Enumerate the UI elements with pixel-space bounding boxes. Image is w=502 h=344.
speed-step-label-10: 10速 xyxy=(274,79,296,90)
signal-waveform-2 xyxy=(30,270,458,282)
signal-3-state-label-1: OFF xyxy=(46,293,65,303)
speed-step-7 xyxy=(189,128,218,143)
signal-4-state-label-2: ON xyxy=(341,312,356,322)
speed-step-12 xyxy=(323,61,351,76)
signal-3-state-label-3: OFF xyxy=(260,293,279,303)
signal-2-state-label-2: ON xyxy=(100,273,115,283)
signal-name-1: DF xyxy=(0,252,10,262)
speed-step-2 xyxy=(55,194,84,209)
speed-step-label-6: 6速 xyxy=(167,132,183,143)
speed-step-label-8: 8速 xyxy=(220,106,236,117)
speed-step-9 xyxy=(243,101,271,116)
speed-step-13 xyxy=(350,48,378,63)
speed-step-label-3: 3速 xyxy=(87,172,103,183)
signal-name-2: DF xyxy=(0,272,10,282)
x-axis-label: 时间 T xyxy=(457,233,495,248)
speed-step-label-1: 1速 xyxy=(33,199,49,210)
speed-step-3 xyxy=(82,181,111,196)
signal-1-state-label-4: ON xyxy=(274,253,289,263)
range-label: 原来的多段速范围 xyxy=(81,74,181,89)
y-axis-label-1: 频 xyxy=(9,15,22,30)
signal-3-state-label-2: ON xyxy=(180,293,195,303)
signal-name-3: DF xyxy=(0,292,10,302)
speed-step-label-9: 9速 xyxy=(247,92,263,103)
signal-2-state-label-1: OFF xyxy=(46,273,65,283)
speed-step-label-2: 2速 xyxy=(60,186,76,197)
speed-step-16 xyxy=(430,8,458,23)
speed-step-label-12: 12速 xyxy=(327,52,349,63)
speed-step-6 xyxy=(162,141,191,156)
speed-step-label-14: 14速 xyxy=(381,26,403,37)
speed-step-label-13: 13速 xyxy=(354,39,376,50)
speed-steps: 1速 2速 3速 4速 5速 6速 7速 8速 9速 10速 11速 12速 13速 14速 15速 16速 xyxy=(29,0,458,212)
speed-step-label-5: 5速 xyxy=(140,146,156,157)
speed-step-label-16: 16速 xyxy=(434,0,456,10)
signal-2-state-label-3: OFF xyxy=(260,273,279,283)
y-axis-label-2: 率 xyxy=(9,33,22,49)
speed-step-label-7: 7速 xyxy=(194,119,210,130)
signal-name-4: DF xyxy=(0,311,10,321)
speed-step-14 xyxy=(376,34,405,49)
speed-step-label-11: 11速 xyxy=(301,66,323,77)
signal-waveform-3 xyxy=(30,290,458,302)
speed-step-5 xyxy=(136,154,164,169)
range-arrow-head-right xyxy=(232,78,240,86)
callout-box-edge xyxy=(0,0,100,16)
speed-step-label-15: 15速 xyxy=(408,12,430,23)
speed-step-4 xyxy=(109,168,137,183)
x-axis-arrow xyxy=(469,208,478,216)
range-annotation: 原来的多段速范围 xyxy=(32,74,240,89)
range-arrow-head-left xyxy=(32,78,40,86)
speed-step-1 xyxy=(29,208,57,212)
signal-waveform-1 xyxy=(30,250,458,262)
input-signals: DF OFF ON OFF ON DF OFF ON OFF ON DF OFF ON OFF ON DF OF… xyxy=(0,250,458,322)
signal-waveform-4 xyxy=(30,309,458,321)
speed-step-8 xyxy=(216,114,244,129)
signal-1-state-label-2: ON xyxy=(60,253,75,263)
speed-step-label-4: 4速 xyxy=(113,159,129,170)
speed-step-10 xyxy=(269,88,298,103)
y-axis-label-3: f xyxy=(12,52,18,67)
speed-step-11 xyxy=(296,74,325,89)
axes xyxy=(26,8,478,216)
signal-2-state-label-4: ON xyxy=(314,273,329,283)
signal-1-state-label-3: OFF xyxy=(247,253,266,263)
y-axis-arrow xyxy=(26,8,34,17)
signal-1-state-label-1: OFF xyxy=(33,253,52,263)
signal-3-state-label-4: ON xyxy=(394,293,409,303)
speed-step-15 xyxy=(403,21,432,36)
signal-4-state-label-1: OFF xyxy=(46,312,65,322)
* * * * * * * * *
--- Exercise brief ---
Print every line of the records above verbatim, with each character and line break unchanged.

--- Correct output ---
Enumerate the UI elements with pixel-space bounding boxes. Image is w=502 h=344.
speed-step-label-10: 10速 xyxy=(274,79,296,90)
signal-waveform-2 xyxy=(30,270,458,282)
signal-3-state-label-1: OFF xyxy=(46,293,65,303)
speed-step-7 xyxy=(189,128,218,143)
signal-4-state-label-2: ON xyxy=(341,312,356,322)
speed-step-12 xyxy=(323,61,351,76)
signal-3-state-label-3: OFF xyxy=(260,293,279,303)
signal-2-state-label-2: ON xyxy=(100,273,115,283)
signal-name-1: DF xyxy=(0,252,10,262)
speed-step-2 xyxy=(55,194,84,209)
speed-step-label-6: 6速 xyxy=(167,132,183,143)
speed-step-label-8: 8速 xyxy=(220,106,236,117)
speed-step-9 xyxy=(243,101,271,116)
speed-step-13 xyxy=(350,48,378,63)
speed-step-label-3: 3速 xyxy=(87,172,103,183)
signal-name-2: DF xyxy=(0,272,10,282)
x-axis-label: 时间 T xyxy=(457,233,495,248)
speed-step-label-1: 1速 xyxy=(33,199,49,210)
speed-step-3 xyxy=(82,181,111,196)
signal-1-state-label-4: ON xyxy=(274,253,289,263)
range-label: 原来的多段速范围 xyxy=(81,74,181,89)
y-axis-label-1: 频 xyxy=(9,15,22,30)
signal-3-state-label-2: ON xyxy=(180,293,195,303)
signal-name-3: DF xyxy=(0,292,10,302)
speed-step-label-9: 9速 xyxy=(247,92,263,103)
signal-2-state-label-1: OFF xyxy=(46,273,65,283)
speed-step-label-2: 2速 xyxy=(60,186,76,197)
speed-step-16 xyxy=(430,8,458,23)
speed-step-label-12: 12速 xyxy=(327,52,349,63)
speed-step-6 xyxy=(162,141,191,156)
speed-step-label-14: 14速 xyxy=(381,26,403,37)
speed-step-label-13: 13速 xyxy=(354,39,376,50)
speed-steps: 1速 2速 3速 4速 5速 6速 7速 8速 9速 10速 11速 12速 13速 14速 15速 16速 xyxy=(29,0,458,212)
speed-step-label-5: 5速 xyxy=(140,146,156,157)
speed-step-label-16: 16速 xyxy=(434,0,456,10)
signal-2-state-label-3: OFF xyxy=(260,273,279,283)
y-axis-label-2: 率 xyxy=(9,33,22,49)
speed-step-label-7: 7速 xyxy=(194,119,210,130)
signal-name-4: DF xyxy=(0,311,10,321)
speed-step-14 xyxy=(376,34,405,49)
speed-step-label-11: 11速 xyxy=(301,66,323,77)
signal-waveform-3 xyxy=(30,290,458,302)
speed-step-5 xyxy=(136,154,164,169)
range-arrow-head-right xyxy=(232,78,240,86)
callout-box-edge xyxy=(0,0,100,16)
speed-step-label-15: 15速 xyxy=(408,12,430,23)
speed-step-4 xyxy=(109,168,137,183)
x-axis-arrow xyxy=(469,208,478,216)
range-annotation: 原来的多段速范围 xyxy=(32,74,240,89)
range-arrow-head-left xyxy=(32,78,40,86)
speed-step-1 xyxy=(29,208,57,212)
signal-waveform-1 xyxy=(30,250,458,262)
input-signals: DF OFF ON OFF ON DF OFF ON OFF ON DF OFF ON OFF ON DF OF… xyxy=(0,250,458,322)
signal-waveform-4 xyxy=(30,309,458,321)
speed-step-8 xyxy=(216,114,244,129)
signal-1-state-label-2: ON xyxy=(60,253,75,263)
speed-step-label-4: 4速 xyxy=(113,159,129,170)
speed-step-10 xyxy=(269,88,298,103)
y-axis-label-3: f xyxy=(12,52,18,67)
speed-step-11 xyxy=(296,74,325,89)
axes xyxy=(26,8,478,216)
signal-2-state-label-4: ON xyxy=(314,273,329,283)
signal-1-state-label-3: OFF xyxy=(247,253,266,263)
y-axis-arrow xyxy=(26,8,34,17)
signal-1-state-label-1: OFF xyxy=(33,253,52,263)
signal-3-state-label-4: ON xyxy=(394,293,409,303)
speed-step-15 xyxy=(403,21,432,36)
signal-4-state-label-1: OFF xyxy=(46,312,65,322)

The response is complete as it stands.